• Given instruction:
Select and copy each line of the records below that contains the string "Cases".

• Material:
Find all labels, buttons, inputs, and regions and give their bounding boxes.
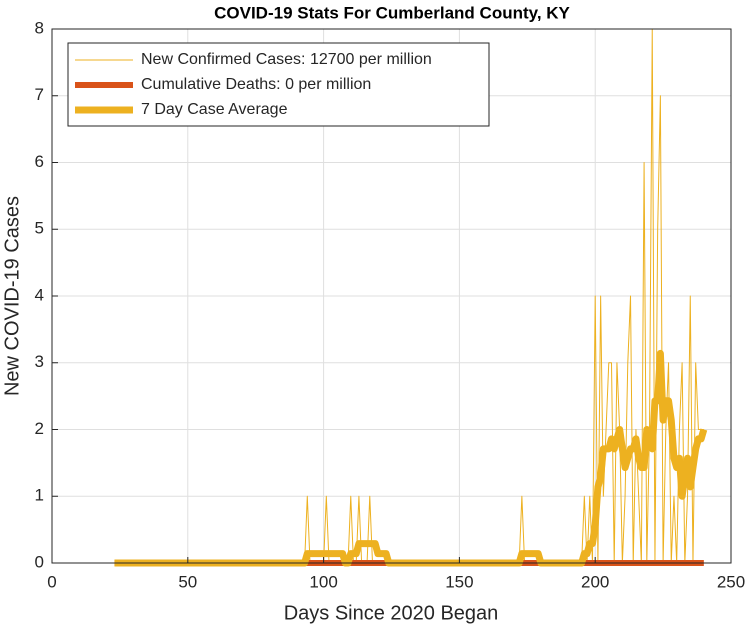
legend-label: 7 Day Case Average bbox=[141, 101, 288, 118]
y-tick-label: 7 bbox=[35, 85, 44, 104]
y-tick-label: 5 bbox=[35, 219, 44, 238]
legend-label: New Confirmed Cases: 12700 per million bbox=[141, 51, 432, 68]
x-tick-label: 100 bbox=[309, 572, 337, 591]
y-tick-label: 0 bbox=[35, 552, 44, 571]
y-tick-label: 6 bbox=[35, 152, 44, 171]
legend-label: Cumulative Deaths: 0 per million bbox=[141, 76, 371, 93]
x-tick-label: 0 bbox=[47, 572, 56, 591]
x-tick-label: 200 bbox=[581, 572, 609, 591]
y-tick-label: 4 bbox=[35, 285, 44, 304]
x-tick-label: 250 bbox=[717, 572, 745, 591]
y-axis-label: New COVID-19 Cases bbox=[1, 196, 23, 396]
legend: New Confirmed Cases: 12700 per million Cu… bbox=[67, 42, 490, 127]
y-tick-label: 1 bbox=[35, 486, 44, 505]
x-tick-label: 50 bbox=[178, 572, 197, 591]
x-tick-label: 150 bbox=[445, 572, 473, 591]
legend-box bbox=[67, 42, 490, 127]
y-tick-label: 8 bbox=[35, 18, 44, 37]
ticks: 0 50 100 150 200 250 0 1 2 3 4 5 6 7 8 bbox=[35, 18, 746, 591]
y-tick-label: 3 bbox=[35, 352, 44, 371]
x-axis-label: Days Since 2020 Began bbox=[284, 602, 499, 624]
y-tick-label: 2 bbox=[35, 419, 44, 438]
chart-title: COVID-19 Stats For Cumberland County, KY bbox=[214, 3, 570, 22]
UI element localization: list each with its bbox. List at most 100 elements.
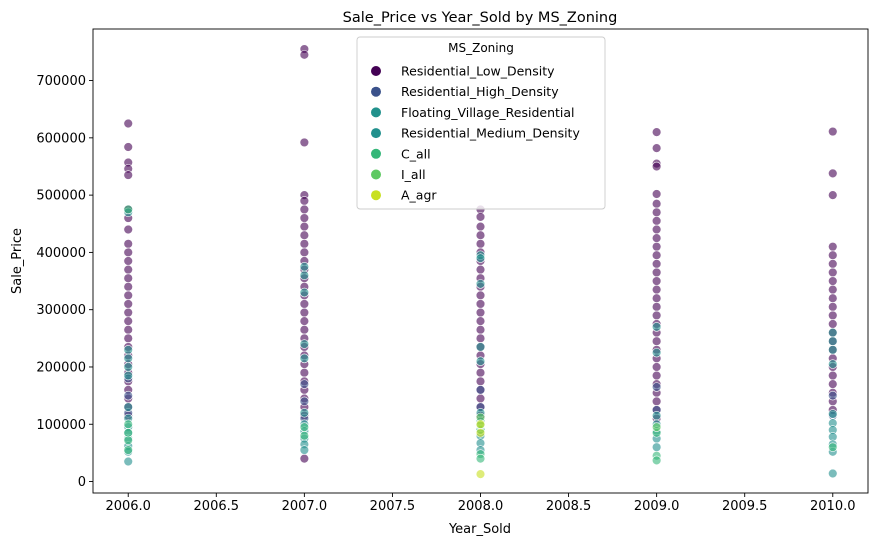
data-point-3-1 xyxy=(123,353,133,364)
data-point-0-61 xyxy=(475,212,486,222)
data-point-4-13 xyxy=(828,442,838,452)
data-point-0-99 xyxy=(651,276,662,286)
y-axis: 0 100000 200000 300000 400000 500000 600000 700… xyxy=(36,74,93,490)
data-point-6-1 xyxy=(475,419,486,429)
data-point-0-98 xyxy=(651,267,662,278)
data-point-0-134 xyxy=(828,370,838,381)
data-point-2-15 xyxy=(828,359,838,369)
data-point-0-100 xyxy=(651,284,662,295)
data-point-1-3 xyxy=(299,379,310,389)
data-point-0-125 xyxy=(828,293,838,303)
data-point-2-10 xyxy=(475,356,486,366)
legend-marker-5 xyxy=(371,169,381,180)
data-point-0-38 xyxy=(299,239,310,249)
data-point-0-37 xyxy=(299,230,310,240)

• Correct response:
legend-label: New Confirmed Cases: 12700 per million bbox=[141, 51, 432, 68]
y-axis-label: New COVID-19 Cases bbox=[1, 196, 23, 396]
legend: New Confirmed Cases: 12700 per million Cu… bbox=[67, 42, 490, 127]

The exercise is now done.